» **Job**
Write out the complete material exactly as it stands.

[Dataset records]
=-=-=-=-=

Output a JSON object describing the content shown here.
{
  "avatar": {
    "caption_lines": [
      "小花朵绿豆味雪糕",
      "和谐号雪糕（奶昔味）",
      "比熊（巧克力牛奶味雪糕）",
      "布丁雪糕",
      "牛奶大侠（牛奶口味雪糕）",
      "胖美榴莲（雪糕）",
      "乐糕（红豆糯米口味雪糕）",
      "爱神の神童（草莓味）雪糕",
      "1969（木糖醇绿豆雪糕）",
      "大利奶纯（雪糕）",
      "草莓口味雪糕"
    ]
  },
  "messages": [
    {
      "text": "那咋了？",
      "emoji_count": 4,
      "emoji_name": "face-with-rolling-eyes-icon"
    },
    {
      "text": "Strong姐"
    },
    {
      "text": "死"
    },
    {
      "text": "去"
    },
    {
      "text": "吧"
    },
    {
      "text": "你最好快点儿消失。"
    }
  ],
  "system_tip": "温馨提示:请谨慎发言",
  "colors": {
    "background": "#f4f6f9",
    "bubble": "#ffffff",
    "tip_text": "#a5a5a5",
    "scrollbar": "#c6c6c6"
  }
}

=-=-=-=-=

» **Completed exercise**
Output a JSON object describing the content shown here.
{
  "avatar": {
    "caption_lines": [
      "小花朵绿豆味雪糕",
      "和谐号雪糕（奶昔味）",
      "比熊（巧克力牛奶味雪糕）",
      "布丁雪糕",
      "牛奶大侠（牛奶口味雪糕）",
      "胖美榴莲（雪糕）",
      "乐糕（红豆糯米口味雪糕）",
      "爱神の神童（草莓味）雪糕",
      "1969（木糖醇绿豆雪糕）",
      "大利奶纯（雪糕）",
      "草莓口味雪糕"
    ]
  },
  "messages": [
    {
      "text": "那咋了？",
      "emoji_count": 4,
      "emoji_name": "face-with-rolling-eyes-icon"
    },
    {
      "text": "Strong姐"
    },
    {
      "text": "死"
    },
    {
      "text": "去"
    },
    {
      "text": "吧"
    },
    {
      "text": "你最好快点儿消失。"
    }
  ],
  "system_tip": "温馨提示:请谨慎发言",
  "colors": {
    "background": "#f4f6f9",
    "bubble": "#ffffff",
    "tip_text": "#a5a5a5",
    "scrollbar": "#c6c6c6"
  }
}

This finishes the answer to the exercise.